:: DATA TO USE ::
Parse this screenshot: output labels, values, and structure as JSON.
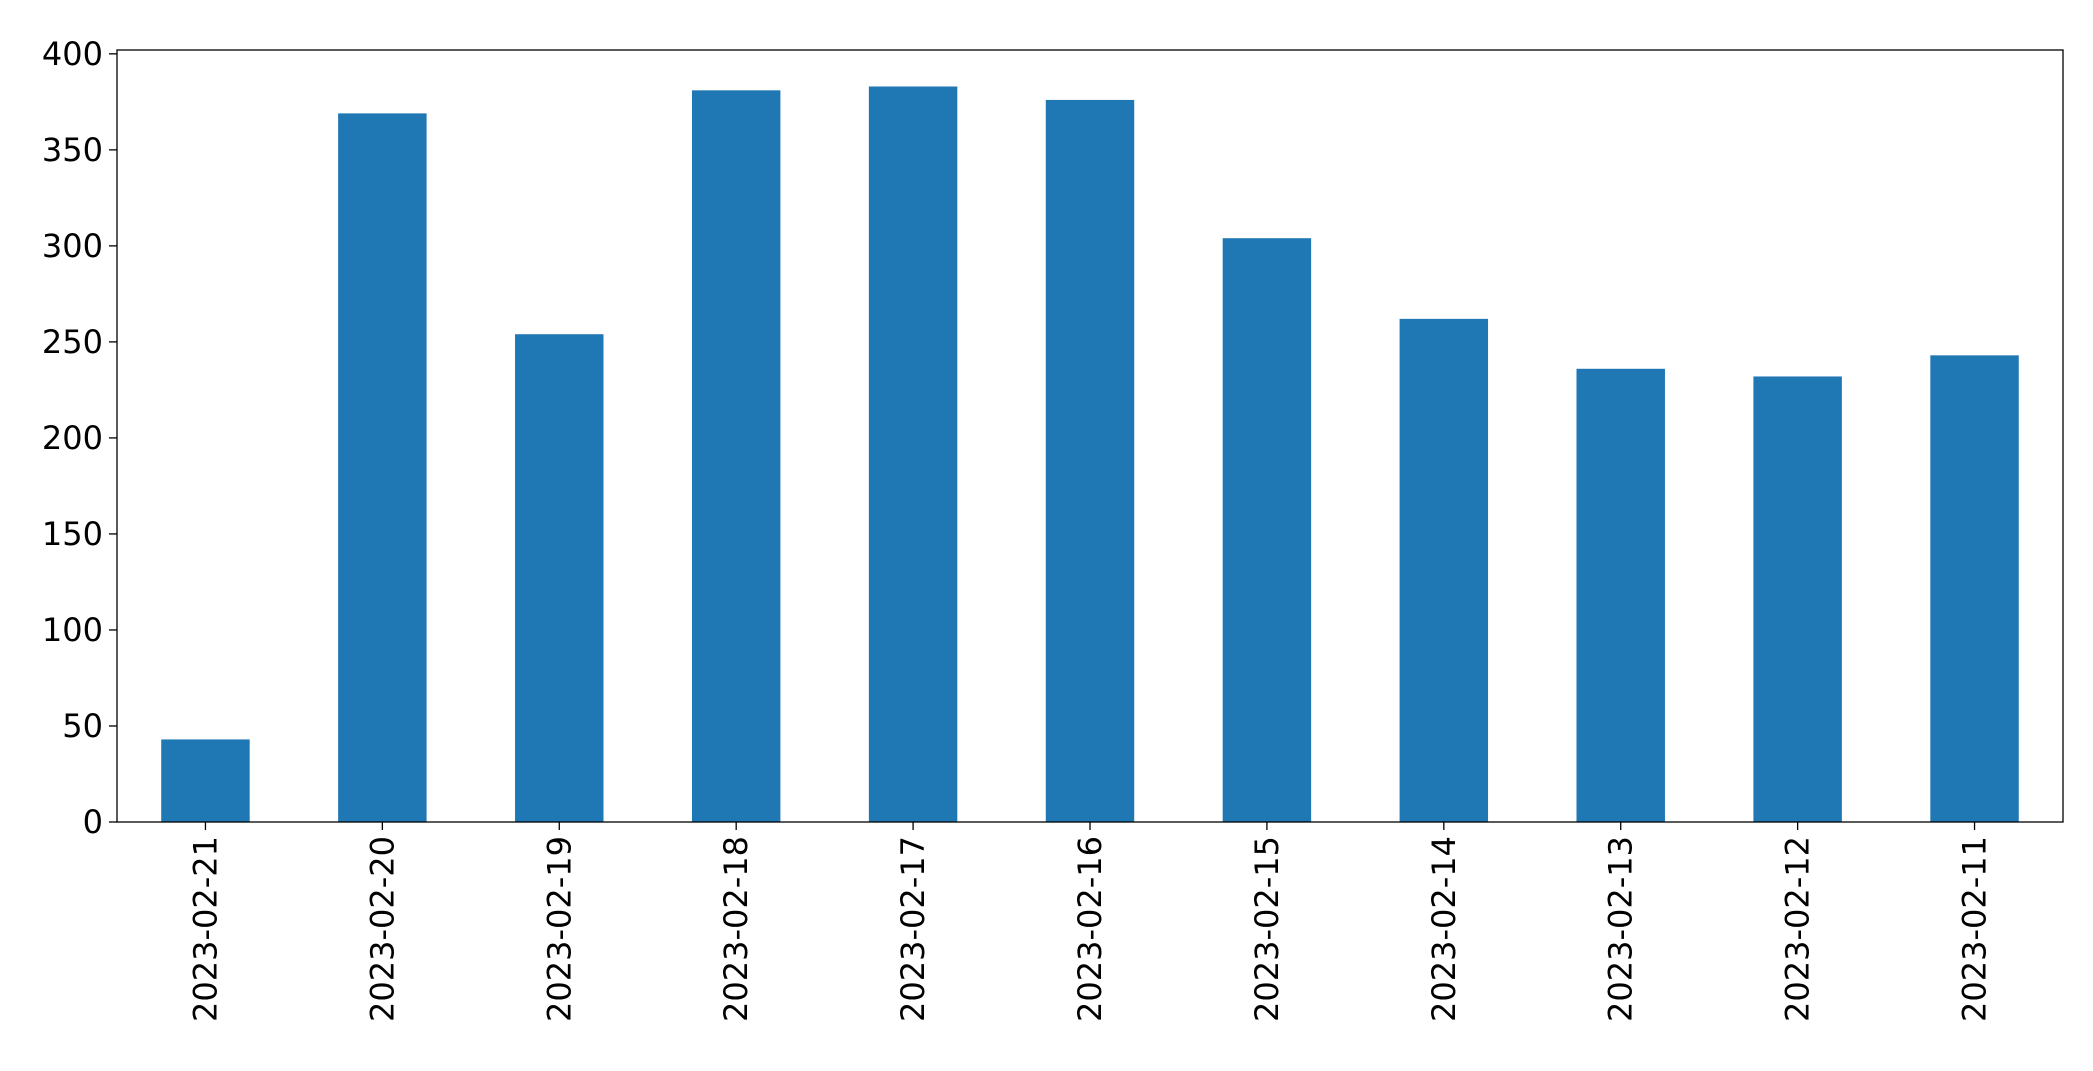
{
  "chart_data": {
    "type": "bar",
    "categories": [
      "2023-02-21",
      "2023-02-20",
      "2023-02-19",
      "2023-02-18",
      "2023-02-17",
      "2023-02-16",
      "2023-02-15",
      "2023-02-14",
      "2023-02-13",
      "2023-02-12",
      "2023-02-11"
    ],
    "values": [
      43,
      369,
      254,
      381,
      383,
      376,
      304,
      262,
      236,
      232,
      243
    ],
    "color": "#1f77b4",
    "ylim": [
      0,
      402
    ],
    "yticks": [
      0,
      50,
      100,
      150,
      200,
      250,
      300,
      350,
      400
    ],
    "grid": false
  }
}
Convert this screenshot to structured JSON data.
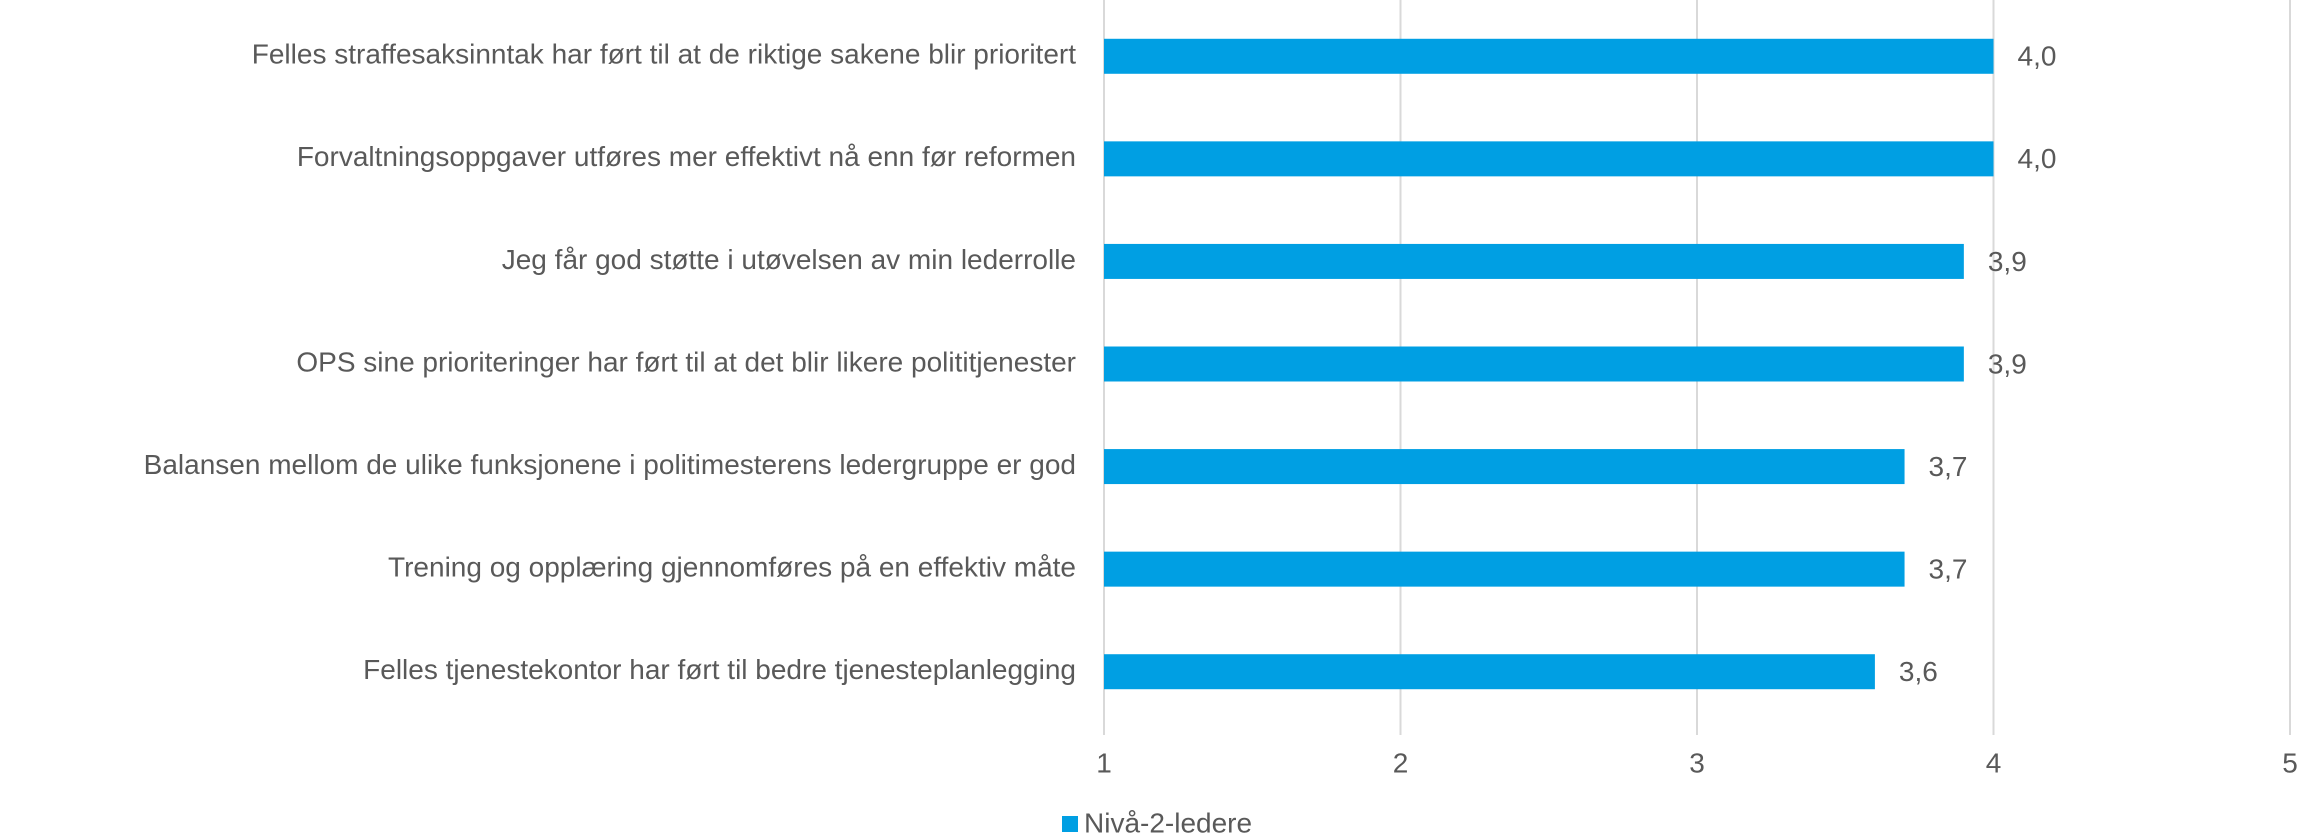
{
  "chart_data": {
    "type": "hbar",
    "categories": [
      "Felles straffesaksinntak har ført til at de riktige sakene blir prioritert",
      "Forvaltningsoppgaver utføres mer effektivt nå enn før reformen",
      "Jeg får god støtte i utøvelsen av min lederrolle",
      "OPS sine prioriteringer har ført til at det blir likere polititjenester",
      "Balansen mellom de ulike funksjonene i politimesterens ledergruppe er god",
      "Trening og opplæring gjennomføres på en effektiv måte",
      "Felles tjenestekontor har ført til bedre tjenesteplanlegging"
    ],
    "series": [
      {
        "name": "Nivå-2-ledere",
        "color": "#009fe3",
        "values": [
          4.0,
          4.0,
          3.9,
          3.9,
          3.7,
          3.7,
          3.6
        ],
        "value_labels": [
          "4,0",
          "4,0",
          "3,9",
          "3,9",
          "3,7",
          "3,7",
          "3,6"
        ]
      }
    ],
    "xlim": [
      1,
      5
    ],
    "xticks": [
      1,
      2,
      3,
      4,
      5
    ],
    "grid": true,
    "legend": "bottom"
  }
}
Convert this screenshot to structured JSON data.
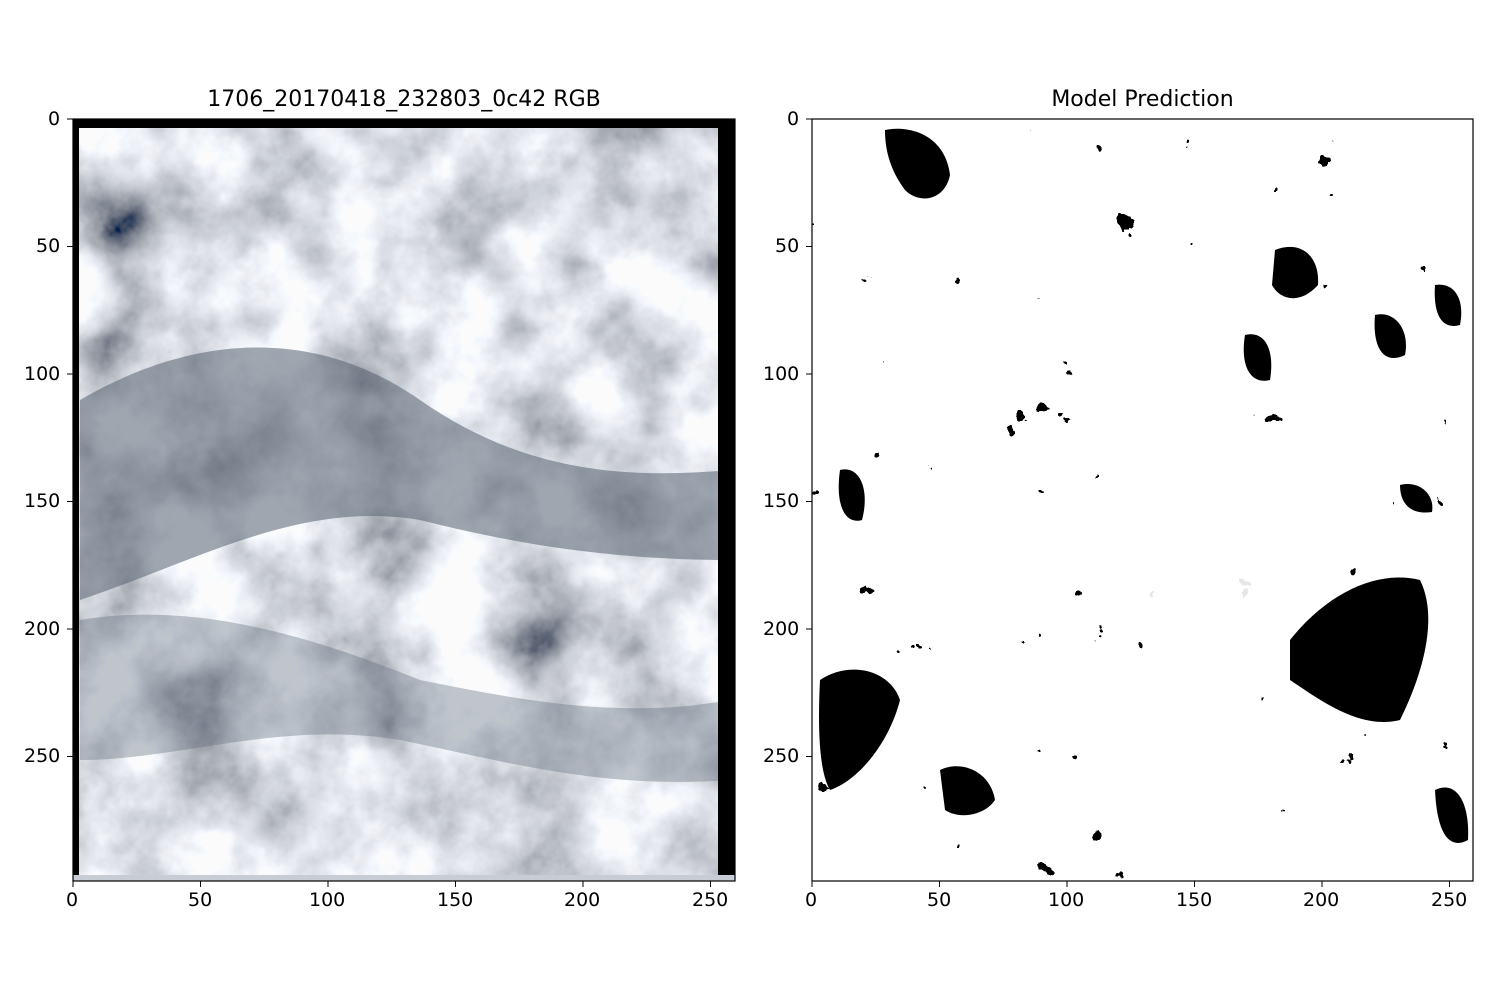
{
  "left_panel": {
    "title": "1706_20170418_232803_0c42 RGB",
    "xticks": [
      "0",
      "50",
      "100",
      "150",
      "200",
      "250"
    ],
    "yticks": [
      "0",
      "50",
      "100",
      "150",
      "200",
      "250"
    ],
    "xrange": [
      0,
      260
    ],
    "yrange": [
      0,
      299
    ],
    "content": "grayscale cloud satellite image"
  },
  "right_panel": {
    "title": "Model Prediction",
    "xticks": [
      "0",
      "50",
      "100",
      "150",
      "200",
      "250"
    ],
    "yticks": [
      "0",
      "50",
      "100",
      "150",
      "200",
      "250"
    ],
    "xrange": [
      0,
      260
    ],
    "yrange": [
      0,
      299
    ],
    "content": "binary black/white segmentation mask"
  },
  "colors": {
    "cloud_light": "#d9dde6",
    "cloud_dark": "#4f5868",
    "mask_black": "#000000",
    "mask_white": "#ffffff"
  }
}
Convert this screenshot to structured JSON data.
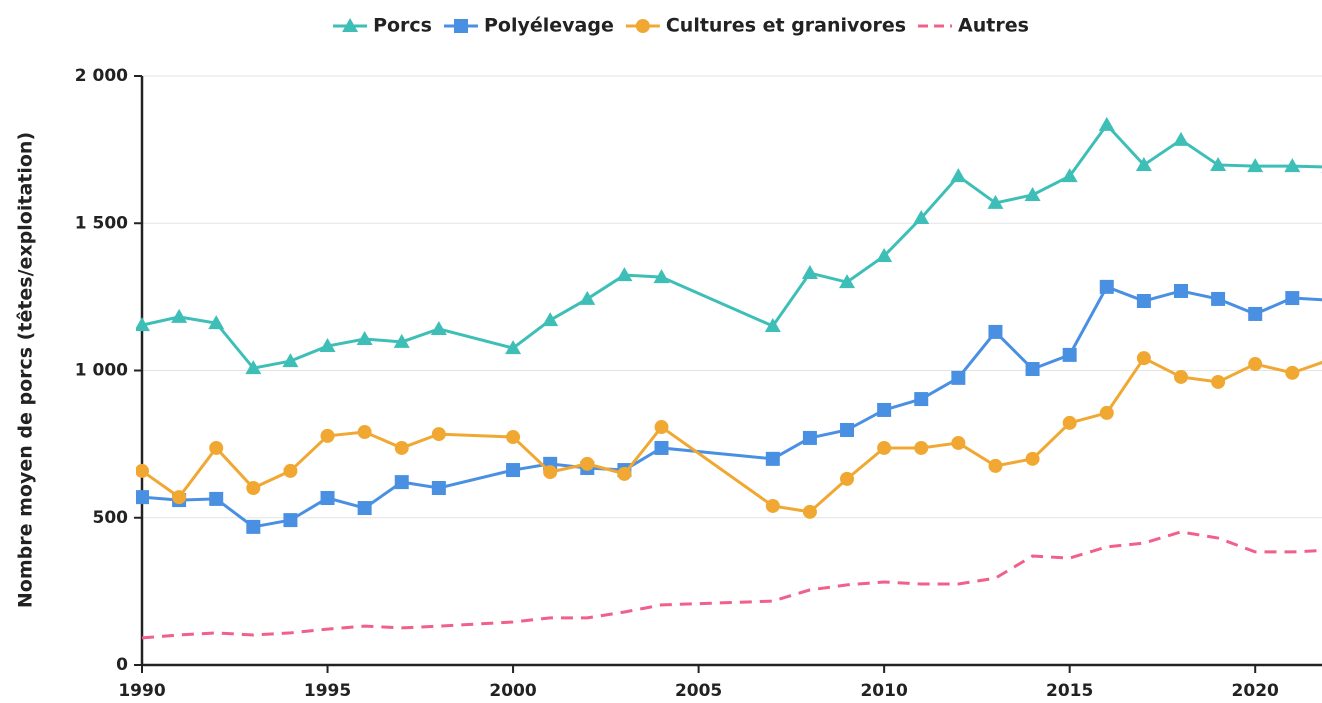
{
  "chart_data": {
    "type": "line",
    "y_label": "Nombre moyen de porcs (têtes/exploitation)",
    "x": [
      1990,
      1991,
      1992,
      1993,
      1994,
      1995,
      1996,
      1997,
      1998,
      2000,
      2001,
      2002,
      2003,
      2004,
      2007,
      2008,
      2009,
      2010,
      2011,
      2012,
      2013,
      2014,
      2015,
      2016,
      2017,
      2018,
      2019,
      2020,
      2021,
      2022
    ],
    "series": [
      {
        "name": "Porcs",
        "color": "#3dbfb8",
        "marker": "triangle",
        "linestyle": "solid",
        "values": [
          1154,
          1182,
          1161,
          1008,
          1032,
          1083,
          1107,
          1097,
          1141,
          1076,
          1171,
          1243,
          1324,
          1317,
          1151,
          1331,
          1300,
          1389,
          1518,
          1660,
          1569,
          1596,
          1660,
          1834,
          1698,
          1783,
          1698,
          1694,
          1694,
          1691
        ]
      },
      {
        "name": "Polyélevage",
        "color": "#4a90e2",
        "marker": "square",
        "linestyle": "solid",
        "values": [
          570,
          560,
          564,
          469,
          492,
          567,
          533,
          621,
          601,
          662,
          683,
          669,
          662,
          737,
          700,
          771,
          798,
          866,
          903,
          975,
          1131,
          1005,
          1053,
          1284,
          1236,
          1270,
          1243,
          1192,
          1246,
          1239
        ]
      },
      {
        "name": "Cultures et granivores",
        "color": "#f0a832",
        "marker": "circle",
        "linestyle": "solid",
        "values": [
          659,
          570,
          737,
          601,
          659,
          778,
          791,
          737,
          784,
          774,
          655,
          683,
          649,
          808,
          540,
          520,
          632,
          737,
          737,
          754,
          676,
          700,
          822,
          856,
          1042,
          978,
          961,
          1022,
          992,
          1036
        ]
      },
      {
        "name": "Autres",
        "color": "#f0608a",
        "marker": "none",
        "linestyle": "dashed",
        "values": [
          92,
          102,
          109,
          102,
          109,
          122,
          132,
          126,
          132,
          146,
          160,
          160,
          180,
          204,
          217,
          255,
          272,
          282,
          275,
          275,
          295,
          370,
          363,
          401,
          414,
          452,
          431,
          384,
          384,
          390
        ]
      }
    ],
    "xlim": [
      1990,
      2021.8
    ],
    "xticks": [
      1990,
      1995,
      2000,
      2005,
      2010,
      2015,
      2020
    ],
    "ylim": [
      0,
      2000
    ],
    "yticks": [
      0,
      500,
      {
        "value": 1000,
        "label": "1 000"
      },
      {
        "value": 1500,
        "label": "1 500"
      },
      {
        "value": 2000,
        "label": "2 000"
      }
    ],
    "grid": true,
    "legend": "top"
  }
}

:: GIVEN PROBLEM ::
Extract all the entries word for word; omit any pictures.

:: WRITTEN ANSWER ::
Parse this screenshot: output labels, values, and structure as JSON.
{
  "chart_data": {
    "type": "bar",
    "categories": [
      "2023-02-21",
      "2023-02-20",
      "2023-02-19",
      "2023-02-18",
      "2023-02-17",
      "2023-02-16",
      "2023-02-15",
      "2023-02-14",
      "2023-02-13",
      "2023-02-12",
      "2023-02-11"
    ],
    "values": [
      43,
      369,
      254,
      381,
      383,
      376,
      304,
      262,
      236,
      232,
      243
    ],
    "color": "#1f77b4",
    "ylim": [
      0,
      402
    ],
    "yticks": [
      0,
      50,
      100,
      150,
      200,
      250,
      300,
      350,
      400
    ],
    "grid": false
  }
}
Convert this screenshot to structured JSON data.
{
  "chart_data": {
    "type": "hbar",
    "categories": [
      "Felles straffesaksinntak har ført til at de riktige sakene blir prioritert",
      "Forvaltningsoppgaver utføres mer effektivt nå enn før reformen",
      "Jeg får god støtte i utøvelsen av min lederrolle",
      "OPS sine prioriteringer har ført til at det blir likere polititjenester",
      "Balansen mellom de ulike funksjonene i politimesterens ledergruppe er god",
      "Trening og opplæring gjennomføres på en effektiv måte",
      "Felles tjenestekontor har ført til bedre tjenesteplanlegging"
    ],
    "series": [
      {
        "name": "Nivå-2-ledere",
        "color": "#009fe3",
        "values": [
          4.0,
          4.0,
          3.9,
          3.9,
          3.7,
          3.7,
          3.6
        ],
        "value_labels": [
          "4,0",
          "4,0",
          "3,9",
          "3,9",
          "3,7",
          "3,7",
          "3,6"
        ]
      }
    ],
    "xlim": [
      1,
      5
    ],
    "xticks": [
      1,
      2,
      3,
      4,
      5
    ],
    "grid": true,
    "legend": "bottom"
  }
}
Convert this screenshot to structured JSON data.
{
  "left_panel": {
    "title": "1706_20170418_232803_0c42 RGB",
    "xticks": [
      "0",
      "50",
      "100",
      "150",
      "200",
      "250"
    ],
    "yticks": [
      "0",
      "50",
      "100",
      "150",
      "200",
      "250"
    ],
    "xrange": [
      0,
      260
    ],
    "yrange": [
      0,
      299
    ],
    "content": "grayscale cloud satellite image"
  },
  "right_panel": {
    "title": "Model Prediction",
    "xticks": [
      "0",
      "50",
      "100",
      "150",
      "200",
      "250"
    ],
    "yticks": [
      "0",
      "50",
      "100",
      "150",
      "200",
      "250"
    ],
    "xrange": [
      0,
      260
    ],
    "yrange": [
      0,
      299
    ],
    "content": "binary black/white segmentation mask"
  },
  "colors": {
    "cloud_light": "#d9dde6",
    "cloud_dark": "#4f5868",
    "mask_black": "#000000",
    "mask_white": "#ffffff"
  }
}
Convert this screenshot to structured JSON data.
{
  "chart_data": {
    "type": "line",
    "y_label": "Nombre moyen de porcs (têtes/exploitation)",
    "x": [
      1990,
      1991,
      1992,
      1993,
      1994,
      1995,
      1996,
      1997,
      1998,
      2000,
      2001,
      2002,
      2003,
      2004,
      2007,
      2008,
      2009,
      2010,
      2011,
      2012,
      2013,
      2014,
      2015,
      2016,
      2017,
      2018,
      2019,
      2020,
      2021,
      2022
    ],
    "series": [
      {
        "name": "Porcs",
        "color": "#3dbfb8",
        "marker": "triangle",
        "linestyle": "solid",
        "values": [
          1154,
          1182,
          1161,
          1008,
          1032,
          1083,
          1107,
          1097,
          1141,
          1076,
          1171,
          1243,
          1324,
          1317,
          1151,
          1331,
          1300,
          1389,
          1518,
          1660,
          1569,
          1596,
          1660,
          1834,
          1698,
          1783,
          1698,
          1694,
          1694,
          1691
        ]
      },
      {
        "name": "Polyélevage",
        "color": "#4a90e2",
        "marker": "square",
        "linestyle": "solid",
        "values": [
          570,
          560,
          564,
          469,
          492,
          567,
          533,
          621,
          601,
          662,
          683,
          669,
          662,
          737,
          700,
          771,
          798,
          866,
          903,
          975,
          1131,
          1005,
          1053,
          1284,
          1236,
          1270,
          1243,
          1192,
          1246,
          1239
        ]
      },
      {
        "name": "Cultures et granivores",
        "color": "#f0a832",
        "marker": "circle",
        "linestyle": "solid",
        "values": [
          659,
          570,
          737,
          601,
          659,
          778,
          791,
          737,
          784,
          774,
          655,
          683,
          649,
          808,
          540,
          520,
          632,
          737,
          737,
          754,
          676,
          700,
          822,
          856,
          1042,
          978,
          961,
          1022,
          992,
          1036
        ]
      },
      {
        "name": "Autres",
        "color": "#f0608a",
        "marker": "none",
        "linestyle": "dashed",
        "values": [
          92,
          102,
          109,
          102,
          109,
          122,
          132,
          126,
          132,
          146,
          160,
          160,
          180,
          204,
          217,
          255,
          272,
          282,
          275,
          275,
          295,
          370,
          363,
          401,
          414,
          452,
          431,
          384,
          384,
          390
        ]
      }
    ],
    "xlim": [
      1990,
      2021.8
    ],
    "xticks": [
      1990,
      1995,
      2000,
      2005,
      2010,
      2015,
      2020
    ],
    "ylim": [
      0,
      2000
    ],
    "yticks": [
      0,
      500,
      {
        "value": 1000,
        "label": "1 000"
      },
      {
        "value": 1500,
        "label": "1 500"
      },
      {
        "value": 2000,
        "label": "2 000"
      }
    ],
    "grid": true,
    "legend": "top"
  }
}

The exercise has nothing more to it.